PROBLEM DETAILS – Copy each line of the entries that contains the word "amount".

— start —

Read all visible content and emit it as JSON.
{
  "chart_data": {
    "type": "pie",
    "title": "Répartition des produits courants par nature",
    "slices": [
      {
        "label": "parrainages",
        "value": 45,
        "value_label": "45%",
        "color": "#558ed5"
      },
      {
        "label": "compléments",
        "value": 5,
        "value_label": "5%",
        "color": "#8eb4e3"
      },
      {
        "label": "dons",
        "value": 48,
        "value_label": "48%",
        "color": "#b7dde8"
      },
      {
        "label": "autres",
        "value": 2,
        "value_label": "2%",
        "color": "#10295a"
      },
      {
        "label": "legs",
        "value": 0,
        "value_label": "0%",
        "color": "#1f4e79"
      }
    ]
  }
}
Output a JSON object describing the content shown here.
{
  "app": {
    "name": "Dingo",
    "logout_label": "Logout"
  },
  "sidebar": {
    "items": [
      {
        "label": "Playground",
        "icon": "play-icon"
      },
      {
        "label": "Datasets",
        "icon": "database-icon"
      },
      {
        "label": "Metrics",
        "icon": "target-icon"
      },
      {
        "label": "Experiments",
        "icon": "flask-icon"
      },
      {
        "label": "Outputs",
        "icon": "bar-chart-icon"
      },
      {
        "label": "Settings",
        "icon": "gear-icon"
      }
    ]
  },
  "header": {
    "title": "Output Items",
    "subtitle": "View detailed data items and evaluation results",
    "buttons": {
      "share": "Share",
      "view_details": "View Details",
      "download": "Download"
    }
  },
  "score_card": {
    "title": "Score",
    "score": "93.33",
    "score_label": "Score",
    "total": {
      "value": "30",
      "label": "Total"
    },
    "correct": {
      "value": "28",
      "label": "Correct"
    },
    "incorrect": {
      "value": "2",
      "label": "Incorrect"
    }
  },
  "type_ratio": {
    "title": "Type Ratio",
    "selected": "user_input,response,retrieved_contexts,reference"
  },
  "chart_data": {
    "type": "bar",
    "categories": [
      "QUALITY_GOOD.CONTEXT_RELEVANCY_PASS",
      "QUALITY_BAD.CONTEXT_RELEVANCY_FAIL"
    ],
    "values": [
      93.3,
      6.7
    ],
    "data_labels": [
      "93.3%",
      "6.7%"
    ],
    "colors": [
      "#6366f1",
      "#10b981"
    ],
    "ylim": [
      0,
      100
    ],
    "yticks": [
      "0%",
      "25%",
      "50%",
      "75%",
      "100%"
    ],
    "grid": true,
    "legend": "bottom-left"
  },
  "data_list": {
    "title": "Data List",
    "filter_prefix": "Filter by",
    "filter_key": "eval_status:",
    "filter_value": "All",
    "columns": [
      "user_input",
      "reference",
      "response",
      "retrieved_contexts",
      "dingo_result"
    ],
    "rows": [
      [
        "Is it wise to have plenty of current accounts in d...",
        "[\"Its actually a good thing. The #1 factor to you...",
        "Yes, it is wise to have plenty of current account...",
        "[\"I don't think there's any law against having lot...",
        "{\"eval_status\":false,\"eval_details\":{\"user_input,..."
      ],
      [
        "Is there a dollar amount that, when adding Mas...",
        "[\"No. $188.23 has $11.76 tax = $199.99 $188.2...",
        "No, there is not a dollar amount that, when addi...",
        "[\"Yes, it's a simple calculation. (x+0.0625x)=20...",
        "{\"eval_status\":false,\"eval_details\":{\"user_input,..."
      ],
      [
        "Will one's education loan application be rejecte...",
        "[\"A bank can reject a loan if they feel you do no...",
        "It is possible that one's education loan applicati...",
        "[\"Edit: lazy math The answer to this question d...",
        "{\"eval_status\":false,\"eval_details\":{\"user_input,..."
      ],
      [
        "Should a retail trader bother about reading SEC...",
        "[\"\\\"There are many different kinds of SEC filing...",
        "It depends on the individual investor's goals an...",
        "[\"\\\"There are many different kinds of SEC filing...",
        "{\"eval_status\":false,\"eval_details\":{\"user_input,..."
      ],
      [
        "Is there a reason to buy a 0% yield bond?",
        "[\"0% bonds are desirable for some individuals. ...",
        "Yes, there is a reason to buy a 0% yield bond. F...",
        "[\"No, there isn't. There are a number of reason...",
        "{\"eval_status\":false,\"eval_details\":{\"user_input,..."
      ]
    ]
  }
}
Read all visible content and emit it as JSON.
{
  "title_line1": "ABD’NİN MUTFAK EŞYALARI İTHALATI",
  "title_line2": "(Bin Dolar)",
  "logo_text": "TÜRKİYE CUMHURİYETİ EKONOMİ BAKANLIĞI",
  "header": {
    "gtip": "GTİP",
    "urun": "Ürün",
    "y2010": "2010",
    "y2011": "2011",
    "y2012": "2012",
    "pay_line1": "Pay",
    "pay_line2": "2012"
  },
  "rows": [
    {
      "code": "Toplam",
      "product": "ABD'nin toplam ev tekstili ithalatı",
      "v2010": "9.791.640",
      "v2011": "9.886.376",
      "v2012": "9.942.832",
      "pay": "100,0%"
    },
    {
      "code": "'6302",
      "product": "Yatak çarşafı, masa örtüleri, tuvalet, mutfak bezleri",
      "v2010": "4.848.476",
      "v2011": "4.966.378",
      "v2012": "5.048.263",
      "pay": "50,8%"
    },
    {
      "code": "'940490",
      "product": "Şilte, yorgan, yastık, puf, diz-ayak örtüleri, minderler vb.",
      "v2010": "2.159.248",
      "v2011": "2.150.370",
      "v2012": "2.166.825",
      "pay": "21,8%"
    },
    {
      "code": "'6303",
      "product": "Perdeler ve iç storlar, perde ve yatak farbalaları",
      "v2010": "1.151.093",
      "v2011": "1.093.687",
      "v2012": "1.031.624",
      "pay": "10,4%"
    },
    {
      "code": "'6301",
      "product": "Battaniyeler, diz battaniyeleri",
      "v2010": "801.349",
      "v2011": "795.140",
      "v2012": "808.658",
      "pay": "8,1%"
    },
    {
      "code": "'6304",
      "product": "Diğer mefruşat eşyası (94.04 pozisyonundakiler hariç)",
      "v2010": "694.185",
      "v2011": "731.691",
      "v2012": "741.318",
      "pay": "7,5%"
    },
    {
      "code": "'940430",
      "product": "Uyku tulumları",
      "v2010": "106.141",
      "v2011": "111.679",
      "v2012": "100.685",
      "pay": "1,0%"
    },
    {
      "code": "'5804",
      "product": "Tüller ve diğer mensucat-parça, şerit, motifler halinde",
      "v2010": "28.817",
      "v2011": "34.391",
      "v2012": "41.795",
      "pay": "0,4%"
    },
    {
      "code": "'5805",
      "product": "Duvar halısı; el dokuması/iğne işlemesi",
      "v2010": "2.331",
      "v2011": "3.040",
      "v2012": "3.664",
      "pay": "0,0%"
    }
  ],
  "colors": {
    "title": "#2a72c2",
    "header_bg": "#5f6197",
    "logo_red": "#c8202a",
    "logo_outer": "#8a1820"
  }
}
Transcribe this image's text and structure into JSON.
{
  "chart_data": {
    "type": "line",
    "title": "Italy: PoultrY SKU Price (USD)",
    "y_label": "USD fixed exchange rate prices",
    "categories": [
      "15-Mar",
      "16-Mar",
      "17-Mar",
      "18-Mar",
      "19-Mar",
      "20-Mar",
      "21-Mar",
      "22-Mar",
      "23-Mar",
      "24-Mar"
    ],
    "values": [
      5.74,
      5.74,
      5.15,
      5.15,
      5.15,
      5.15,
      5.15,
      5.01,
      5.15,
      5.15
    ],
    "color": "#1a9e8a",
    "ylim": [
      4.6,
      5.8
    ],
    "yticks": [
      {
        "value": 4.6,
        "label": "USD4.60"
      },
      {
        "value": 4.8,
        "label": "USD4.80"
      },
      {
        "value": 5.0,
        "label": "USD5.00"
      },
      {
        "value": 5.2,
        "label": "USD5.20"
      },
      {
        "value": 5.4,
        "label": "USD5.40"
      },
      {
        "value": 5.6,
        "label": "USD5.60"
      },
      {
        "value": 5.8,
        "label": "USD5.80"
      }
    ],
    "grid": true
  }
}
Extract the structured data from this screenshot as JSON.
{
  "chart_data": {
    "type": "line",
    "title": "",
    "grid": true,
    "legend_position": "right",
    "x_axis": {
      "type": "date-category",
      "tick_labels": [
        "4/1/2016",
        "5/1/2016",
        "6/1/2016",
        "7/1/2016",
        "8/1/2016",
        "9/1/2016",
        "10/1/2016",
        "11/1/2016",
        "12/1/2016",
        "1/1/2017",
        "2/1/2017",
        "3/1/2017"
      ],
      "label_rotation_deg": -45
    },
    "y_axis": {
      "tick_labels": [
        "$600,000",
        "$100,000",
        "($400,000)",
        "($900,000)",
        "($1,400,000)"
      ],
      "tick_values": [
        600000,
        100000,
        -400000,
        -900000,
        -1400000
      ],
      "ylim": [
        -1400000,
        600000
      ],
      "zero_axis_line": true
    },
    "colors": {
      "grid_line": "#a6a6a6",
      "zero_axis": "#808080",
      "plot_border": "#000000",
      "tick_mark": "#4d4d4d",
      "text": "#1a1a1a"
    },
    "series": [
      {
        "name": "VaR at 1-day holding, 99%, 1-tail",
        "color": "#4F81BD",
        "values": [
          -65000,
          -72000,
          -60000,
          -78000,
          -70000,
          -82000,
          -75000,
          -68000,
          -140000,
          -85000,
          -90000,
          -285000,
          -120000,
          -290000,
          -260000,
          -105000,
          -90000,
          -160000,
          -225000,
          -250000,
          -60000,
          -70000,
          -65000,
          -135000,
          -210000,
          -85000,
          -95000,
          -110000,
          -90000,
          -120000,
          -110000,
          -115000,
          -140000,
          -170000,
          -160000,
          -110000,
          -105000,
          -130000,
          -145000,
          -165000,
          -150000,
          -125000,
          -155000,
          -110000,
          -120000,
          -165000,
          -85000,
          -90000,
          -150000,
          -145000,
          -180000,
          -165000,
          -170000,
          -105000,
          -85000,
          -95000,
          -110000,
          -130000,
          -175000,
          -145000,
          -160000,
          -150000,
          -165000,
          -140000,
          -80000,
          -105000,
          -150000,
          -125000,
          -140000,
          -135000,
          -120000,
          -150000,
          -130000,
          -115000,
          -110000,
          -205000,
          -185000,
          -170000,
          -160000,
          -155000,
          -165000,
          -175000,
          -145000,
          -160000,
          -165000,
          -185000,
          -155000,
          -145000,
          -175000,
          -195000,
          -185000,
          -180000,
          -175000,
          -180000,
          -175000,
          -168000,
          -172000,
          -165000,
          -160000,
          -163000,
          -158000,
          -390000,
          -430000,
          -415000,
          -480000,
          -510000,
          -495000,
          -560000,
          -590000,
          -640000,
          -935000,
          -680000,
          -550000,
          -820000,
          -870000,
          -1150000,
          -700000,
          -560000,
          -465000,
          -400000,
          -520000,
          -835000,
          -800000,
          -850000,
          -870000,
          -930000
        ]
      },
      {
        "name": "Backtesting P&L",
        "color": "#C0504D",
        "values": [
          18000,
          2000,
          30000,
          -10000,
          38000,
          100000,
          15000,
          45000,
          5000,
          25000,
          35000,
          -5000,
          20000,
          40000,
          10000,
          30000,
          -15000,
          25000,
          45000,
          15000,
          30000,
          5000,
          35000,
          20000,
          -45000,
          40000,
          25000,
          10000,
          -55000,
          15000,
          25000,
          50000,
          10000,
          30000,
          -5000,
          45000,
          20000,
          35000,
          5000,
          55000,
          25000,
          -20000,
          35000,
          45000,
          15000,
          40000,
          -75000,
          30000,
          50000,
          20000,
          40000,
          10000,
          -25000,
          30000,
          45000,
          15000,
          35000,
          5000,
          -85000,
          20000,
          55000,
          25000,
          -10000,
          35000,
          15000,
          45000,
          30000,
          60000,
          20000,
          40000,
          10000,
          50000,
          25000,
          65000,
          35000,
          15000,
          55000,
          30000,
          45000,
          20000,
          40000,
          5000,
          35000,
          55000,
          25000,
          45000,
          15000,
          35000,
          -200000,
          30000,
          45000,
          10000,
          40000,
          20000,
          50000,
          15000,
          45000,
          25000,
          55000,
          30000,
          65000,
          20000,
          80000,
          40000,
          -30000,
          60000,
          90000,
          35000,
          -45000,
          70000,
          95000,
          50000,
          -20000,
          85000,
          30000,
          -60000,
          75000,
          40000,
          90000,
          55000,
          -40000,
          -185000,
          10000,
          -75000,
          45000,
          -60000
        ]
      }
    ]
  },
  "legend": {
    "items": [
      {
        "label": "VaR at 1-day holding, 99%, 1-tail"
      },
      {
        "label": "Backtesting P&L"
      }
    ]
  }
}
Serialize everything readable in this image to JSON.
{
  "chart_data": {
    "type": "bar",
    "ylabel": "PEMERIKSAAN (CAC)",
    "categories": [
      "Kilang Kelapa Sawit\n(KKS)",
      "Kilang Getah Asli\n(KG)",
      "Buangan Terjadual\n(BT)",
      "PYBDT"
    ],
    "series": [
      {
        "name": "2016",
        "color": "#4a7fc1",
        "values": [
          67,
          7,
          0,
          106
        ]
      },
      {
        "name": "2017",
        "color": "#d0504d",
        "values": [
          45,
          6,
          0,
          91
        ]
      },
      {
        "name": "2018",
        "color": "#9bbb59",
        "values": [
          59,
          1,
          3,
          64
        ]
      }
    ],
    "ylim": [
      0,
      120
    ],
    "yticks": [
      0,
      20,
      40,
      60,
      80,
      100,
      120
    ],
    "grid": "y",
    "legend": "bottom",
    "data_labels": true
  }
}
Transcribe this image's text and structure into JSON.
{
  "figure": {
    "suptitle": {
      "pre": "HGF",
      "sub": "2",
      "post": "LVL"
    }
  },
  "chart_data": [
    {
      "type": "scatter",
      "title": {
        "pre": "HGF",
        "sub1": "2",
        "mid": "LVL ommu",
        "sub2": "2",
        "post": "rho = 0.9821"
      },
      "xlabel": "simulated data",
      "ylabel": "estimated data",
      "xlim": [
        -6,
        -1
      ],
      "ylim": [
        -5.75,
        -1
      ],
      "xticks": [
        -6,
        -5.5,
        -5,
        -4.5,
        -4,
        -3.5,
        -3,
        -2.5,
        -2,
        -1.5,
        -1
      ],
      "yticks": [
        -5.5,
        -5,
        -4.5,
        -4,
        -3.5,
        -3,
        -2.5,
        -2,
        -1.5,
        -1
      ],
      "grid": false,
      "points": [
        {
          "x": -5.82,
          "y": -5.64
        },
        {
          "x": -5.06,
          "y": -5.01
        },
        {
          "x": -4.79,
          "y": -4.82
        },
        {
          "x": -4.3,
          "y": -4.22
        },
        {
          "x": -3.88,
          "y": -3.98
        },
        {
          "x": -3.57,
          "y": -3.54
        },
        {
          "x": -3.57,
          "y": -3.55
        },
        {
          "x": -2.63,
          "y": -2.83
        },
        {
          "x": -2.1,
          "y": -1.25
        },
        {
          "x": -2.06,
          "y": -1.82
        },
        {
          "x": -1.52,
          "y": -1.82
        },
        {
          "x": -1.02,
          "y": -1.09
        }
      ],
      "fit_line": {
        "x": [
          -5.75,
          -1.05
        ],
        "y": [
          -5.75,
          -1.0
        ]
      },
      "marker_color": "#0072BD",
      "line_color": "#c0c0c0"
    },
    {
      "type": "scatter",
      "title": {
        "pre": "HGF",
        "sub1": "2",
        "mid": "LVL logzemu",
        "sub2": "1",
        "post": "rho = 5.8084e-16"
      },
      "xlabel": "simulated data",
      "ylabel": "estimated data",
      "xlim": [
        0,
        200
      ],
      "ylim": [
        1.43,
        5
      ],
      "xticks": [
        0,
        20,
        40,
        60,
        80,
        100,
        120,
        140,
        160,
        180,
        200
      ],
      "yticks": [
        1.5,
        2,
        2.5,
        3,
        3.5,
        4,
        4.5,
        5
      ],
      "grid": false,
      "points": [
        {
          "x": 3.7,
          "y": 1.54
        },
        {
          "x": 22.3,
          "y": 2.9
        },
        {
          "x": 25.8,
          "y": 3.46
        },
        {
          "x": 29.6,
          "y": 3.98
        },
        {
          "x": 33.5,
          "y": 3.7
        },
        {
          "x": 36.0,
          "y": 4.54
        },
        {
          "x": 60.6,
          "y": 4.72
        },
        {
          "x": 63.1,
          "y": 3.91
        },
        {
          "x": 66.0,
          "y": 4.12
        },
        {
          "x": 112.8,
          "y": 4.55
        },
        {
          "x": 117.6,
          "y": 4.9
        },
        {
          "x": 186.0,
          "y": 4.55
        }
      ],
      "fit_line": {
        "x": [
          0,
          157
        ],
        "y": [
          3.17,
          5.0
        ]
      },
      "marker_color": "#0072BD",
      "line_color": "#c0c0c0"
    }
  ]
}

— end —

COMPLETE RESPONSE –
        "Is there a dollar amount that, when adding Mas...",
        "No, there is not a dollar amount that, when addi...",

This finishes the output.